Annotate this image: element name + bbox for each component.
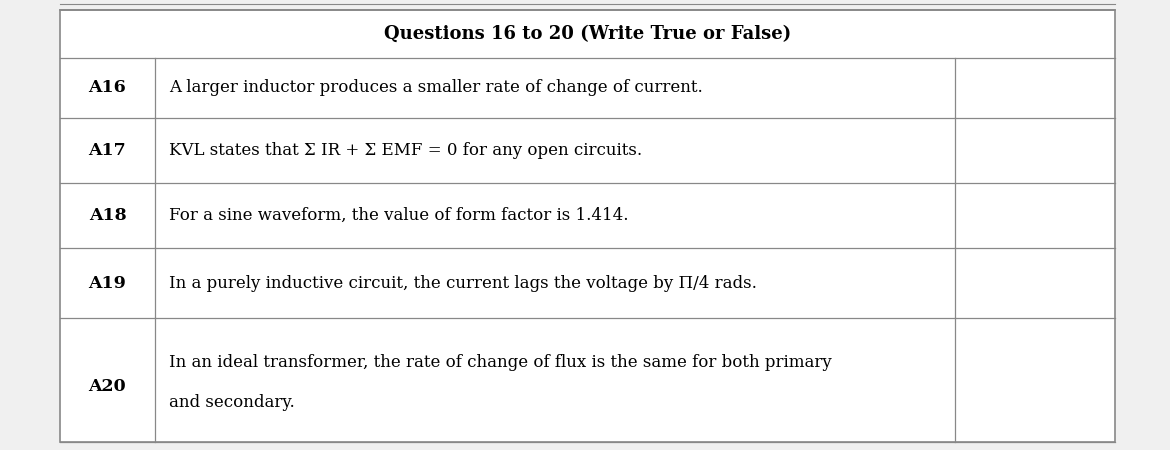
Text: A19: A19 xyxy=(89,274,126,292)
Text: Questions 16 to 20 (Write True or False): Questions 16 to 20 (Write True or False) xyxy=(384,25,791,43)
Text: A16: A16 xyxy=(89,80,126,96)
Text: For a sine waveform, the value of form factor is 1.414.: For a sine waveform, the value of form f… xyxy=(168,207,628,224)
Text: KVL states that Σ IR + Σ EMF = 0 for any open circuits.: KVL states that Σ IR + Σ EMF = 0 for any… xyxy=(168,142,642,159)
Text: A18: A18 xyxy=(89,207,126,224)
Text: and secondary.: and secondary. xyxy=(168,394,295,411)
Text: A20: A20 xyxy=(89,378,126,395)
Text: In an ideal transformer, the rate of change of flux is the same for both primary: In an ideal transformer, the rate of cha… xyxy=(168,354,832,371)
Text: In a purely inductive circuit, the current lags the voltage by Π/4 rads.: In a purely inductive circuit, the curre… xyxy=(168,274,757,292)
Text: A larger inductor produces a smaller rate of change of current.: A larger inductor produces a smaller rat… xyxy=(168,80,703,96)
Bar xyxy=(60,10,1115,58)
Text: A17: A17 xyxy=(89,142,126,159)
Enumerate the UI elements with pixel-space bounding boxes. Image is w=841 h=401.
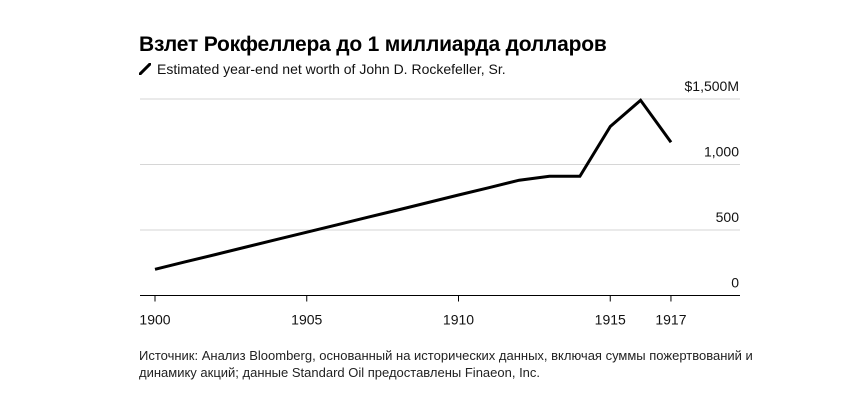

• **PROBLEM DETAILS**
Return every line of the records above word for word, without the pictures.

• **COMPLETE RESPONSE**
Annotate this image: element name + bbox for each component.
Text: A19: A19 xyxy=(89,274,126,292)
Text: Questions 16 to 20 (Write True or False): Questions 16 to 20 (Write True or False) xyxy=(384,25,791,43)
Text: A16: A16 xyxy=(89,80,126,96)
Text: For a sine waveform, the value of form factor is 1.414.: For a sine waveform, the value of form f… xyxy=(168,207,628,224)
Text: KVL states that Σ IR + Σ EMF = 0 for any open circuits.: KVL states that Σ IR + Σ EMF = 0 for any… xyxy=(168,142,642,159)
Text: A18: A18 xyxy=(89,207,126,224)
Text: and secondary.: and secondary. xyxy=(168,394,295,411)
Text: A20: A20 xyxy=(89,378,126,395)
Text: In an ideal transformer, the rate of change of flux is the same for both primary: In an ideal transformer, the rate of cha… xyxy=(168,354,832,371)
Text: In a purely inductive circuit, the current lags the voltage by Π/4 rads.: In a purely inductive circuit, the curre… xyxy=(168,274,757,292)
Text: A larger inductor produces a smaller rate of change of current.: A larger inductor produces a smaller rat… xyxy=(168,80,703,96)
Bar xyxy=(60,10,1115,58)
Text: A17: A17 xyxy=(89,142,126,159)
Enumerate the UI elements with pixel-space bounding boxes. Image is w=841 h=401.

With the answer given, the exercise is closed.